=== DATA SECTION ===

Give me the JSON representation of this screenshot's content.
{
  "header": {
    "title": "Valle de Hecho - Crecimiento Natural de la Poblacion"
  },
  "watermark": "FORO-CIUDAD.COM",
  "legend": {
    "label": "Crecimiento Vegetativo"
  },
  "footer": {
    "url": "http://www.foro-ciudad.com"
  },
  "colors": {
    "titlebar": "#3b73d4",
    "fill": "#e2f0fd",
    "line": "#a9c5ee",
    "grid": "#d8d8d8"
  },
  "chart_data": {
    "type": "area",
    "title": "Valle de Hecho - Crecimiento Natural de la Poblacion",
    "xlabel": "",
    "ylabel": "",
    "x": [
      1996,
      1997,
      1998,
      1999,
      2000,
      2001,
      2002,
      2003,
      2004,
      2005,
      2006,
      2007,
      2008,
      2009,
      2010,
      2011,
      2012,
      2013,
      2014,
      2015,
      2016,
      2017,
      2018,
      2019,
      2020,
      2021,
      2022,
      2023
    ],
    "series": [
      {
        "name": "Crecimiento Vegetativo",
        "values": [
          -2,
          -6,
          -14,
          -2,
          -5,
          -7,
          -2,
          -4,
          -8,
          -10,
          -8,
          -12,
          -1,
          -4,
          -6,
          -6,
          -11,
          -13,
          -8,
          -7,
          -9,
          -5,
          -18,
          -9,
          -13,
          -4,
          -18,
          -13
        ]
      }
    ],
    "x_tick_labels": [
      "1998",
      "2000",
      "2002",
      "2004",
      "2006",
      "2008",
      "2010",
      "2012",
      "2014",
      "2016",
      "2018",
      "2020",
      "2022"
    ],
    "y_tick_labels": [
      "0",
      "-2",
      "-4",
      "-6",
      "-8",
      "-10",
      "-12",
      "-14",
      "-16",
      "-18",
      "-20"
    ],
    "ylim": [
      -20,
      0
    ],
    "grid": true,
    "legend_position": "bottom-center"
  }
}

===

**PROBLEM REQUIREMENTS**.
State the number of lines that contain the string "Poblacion", with no other words.

**EXERCISE RESULT**.
2